→ **DIRECTION**: Return all of the data exactly as given.

→ **DATA SUPPLIED**:
= = = = = = =
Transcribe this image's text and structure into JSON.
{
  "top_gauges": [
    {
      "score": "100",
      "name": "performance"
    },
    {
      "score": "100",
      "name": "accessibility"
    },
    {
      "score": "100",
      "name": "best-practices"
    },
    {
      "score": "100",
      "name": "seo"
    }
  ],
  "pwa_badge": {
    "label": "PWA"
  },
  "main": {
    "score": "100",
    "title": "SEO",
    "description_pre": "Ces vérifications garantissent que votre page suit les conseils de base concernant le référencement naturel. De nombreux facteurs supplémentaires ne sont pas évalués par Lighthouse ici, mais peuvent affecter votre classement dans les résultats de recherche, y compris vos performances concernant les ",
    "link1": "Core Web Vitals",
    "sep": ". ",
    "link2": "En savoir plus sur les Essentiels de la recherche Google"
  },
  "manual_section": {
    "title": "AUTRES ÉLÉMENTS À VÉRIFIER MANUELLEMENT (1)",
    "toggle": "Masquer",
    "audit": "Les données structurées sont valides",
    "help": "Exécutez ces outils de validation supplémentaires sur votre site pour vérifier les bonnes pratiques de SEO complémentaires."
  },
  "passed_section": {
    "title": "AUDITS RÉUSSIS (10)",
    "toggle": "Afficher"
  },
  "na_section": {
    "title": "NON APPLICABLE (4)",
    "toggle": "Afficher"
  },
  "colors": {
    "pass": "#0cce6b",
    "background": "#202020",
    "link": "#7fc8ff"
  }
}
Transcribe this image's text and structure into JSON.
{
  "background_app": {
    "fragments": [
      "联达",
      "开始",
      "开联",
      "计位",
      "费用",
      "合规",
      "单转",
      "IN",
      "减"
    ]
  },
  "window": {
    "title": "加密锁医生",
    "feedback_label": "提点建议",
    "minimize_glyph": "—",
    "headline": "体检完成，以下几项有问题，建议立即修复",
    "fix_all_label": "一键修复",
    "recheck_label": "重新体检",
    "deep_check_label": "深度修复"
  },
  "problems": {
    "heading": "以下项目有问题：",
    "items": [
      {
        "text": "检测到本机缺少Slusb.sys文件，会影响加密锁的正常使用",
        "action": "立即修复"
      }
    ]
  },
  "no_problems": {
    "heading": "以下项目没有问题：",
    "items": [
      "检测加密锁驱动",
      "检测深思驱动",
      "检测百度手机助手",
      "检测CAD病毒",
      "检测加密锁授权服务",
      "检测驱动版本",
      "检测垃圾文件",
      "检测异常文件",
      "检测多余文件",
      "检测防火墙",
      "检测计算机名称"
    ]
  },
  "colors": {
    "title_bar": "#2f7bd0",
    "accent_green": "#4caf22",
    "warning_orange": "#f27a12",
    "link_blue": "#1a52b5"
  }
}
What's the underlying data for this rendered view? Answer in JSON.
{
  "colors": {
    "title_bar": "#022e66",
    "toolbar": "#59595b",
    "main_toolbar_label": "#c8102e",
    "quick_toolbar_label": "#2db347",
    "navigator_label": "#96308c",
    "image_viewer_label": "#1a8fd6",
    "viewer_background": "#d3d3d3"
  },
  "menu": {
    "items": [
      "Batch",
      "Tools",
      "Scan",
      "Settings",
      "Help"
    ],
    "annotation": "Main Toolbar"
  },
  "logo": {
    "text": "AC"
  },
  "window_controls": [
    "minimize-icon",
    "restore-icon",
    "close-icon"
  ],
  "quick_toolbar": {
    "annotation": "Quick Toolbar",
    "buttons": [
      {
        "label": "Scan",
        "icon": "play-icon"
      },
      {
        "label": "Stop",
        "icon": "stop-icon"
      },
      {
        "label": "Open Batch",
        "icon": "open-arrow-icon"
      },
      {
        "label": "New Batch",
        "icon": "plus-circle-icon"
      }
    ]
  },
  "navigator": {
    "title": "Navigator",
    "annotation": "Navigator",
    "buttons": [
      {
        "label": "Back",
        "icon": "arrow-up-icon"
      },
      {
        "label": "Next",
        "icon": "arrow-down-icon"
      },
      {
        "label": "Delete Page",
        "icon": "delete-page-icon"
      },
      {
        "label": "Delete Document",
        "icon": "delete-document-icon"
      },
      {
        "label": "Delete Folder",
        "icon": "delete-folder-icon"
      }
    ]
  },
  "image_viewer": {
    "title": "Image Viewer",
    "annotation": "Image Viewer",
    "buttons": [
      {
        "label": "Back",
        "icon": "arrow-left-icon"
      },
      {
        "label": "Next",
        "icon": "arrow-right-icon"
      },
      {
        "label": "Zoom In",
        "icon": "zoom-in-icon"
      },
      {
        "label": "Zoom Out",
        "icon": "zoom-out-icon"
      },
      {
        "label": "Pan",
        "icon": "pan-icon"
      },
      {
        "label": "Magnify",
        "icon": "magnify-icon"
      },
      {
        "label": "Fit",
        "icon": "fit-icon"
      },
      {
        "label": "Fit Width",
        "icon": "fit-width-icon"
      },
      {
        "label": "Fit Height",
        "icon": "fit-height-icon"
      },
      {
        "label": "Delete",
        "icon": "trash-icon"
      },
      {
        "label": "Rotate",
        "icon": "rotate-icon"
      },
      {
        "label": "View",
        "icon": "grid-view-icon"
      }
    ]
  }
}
= = = = = = =
→ **EXPECTED OUTPUT**:
Transcribe this image's text and structure into JSON.
{
  "top_gauges": [
    {
      "score": "100",
      "name": "performance"
    },
    {
      "score": "100",
      "name": "accessibility"
    },
    {
      "score": "100",
      "name": "best-practices"
    },
    {
      "score": "100",
      "name": "seo"
    }
  ],
  "pwa_badge": {
    "label": "PWA"
  },
  "main": {
    "score": "100",
    "title": "SEO",
    "description_pre": "Ces vérifications garantissent que votre page suit les conseils de base concernant le référencement naturel. De nombreux facteurs supplémentaires ne sont pas évalués par Lighthouse ici, mais peuvent affecter votre classement dans les résultats de recherche, y compris vos performances concernant les ",
    "link1": "Core Web Vitals",
    "sep": ". ",
    "link2": "En savoir plus sur les Essentiels de la recherche Google"
  },
  "manual_section": {
    "title": "AUTRES ÉLÉMENTS À VÉRIFIER MANUELLEMENT (1)",
    "toggle": "Masquer",
    "audit": "Les données structurées sont valides",
    "help": "Exécutez ces outils de validation supplémentaires sur votre site pour vérifier les bonnes pratiques de SEO complémentaires."
  },
  "passed_section": {
    "title": "AUDITS RÉUSSIS (10)",
    "toggle": "Afficher"
  },
  "na_section": {
    "title": "NON APPLICABLE (4)",
    "toggle": "Afficher"
  },
  "colors": {
    "pass": "#0cce6b",
    "background": "#202020",
    "link": "#7fc8ff"
  }
}
Transcribe this image's text and structure into JSON.
{
  "background_app": {
    "fragments": [
      "联达",
      "开始",
      "开联",
      "计位",
      "费用",
      "合规",
      "单转",
      "IN",
      "减"
    ]
  },
  "window": {
    "title": "加密锁医生",
    "feedback_label": "提点建议",
    "minimize_glyph": "—",
    "headline": "体检完成，以下几项有问题，建议立即修复",
    "fix_all_label": "一键修复",
    "recheck_label": "重新体检",
    "deep_check_label": "深度修复"
  },
  "problems": {
    "heading": "以下项目有问题：",
    "items": [
      {
        "text": "检测到本机缺少Slusb.sys文件，会影响加密锁的正常使用",
        "action": "立即修复"
      }
    ]
  },
  "no_problems": {
    "heading": "以下项目没有问题：",
    "items": [
      "检测加密锁驱动",
      "检测深思驱动",
      "检测百度手机助手",
      "检测CAD病毒",
      "检测加密锁授权服务",
      "检测驱动版本",
      "检测垃圾文件",
      "检测异常文件",
      "检测多余文件",
      "检测防火墙",
      "检测计算机名称"
    ]
  },
  "colors": {
    "title_bar": "#2f7bd0",
    "accent_green": "#4caf22",
    "warning_orange": "#f27a12",
    "link_blue": "#1a52b5"
  }
}
What's the underlying data for this rendered view? Answer in JSON.
{
  "colors": {
    "title_bar": "#022e66",
    "toolbar": "#59595b",
    "main_toolbar_label": "#c8102e",
    "quick_toolbar_label": "#2db347",
    "navigator_label": "#96308c",
    "image_viewer_label": "#1a8fd6",
    "viewer_background": "#d3d3d3"
  },
  "menu": {
    "items": [
      "Batch",
      "Tools",
      "Scan",
      "Settings",
      "Help"
    ],
    "annotation": "Main Toolbar"
  },
  "logo": {
    "text": "AC"
  },
  "window_controls": [
    "minimize-icon",
    "restore-icon",
    "close-icon"
  ],
  "quick_toolbar": {
    "annotation": "Quick Toolbar",
    "buttons": [
      {
        "label": "Scan",
        "icon": "play-icon"
      },
      {
        "label": "Stop",
        "icon": "stop-icon"
      },
      {
        "label": "Open Batch",
        "icon": "open-arrow-icon"
      },
      {
        "label": "New Batch",
        "icon": "plus-circle-icon"
      }
    ]
  },
  "navigator": {
    "title": "Navigator",
    "annotation": "Navigator",
    "buttons": [
      {
        "label": "Back",
        "icon": "arrow-up-icon"
      },
      {
        "label": "Next",
        "icon": "arrow-down-icon"
      },
      {
        "label": "Delete Page",
        "icon": "delete-page-icon"
      },
      {
        "label": "Delete Document",
        "icon": "delete-document-icon"
      },
      {
        "label": "Delete Folder",
        "icon": "delete-folder-icon"
      }
    ]
  },
  "image_viewer": {
    "title": "Image Viewer",
    "annotation": "Image Viewer",
    "buttons": [
      {
        "label": "Back",
        "icon": "arrow-left-icon"
      },
      {
        "label": "Next",
        "icon": "arrow-right-icon"
      },
      {
        "label": "Zoom In",
        "icon": "zoom-in-icon"
      },
      {
        "label": "Zoom Out",
        "icon": "zoom-out-icon"
      },
      {
        "label": "Pan",
        "icon": "pan-icon"
      },
      {
        "label": "Magnify",
        "icon": "magnify-icon"
      },
      {
        "label": "Fit",
        "icon": "fit-icon"
      },
      {
        "label": "Fit Width",
        "icon": "fit-width-icon"
      },
      {
        "label": "Fit Height",
        "icon": "fit-height-icon"
      },
      {
        "label": "Delete",
        "icon": "trash-icon"
      },
      {
        "label": "Rotate",
        "icon": "rotate-icon"
      },
      {
        "label": "View",
        "icon": "grid-view-icon"
      }
    ]
  }
}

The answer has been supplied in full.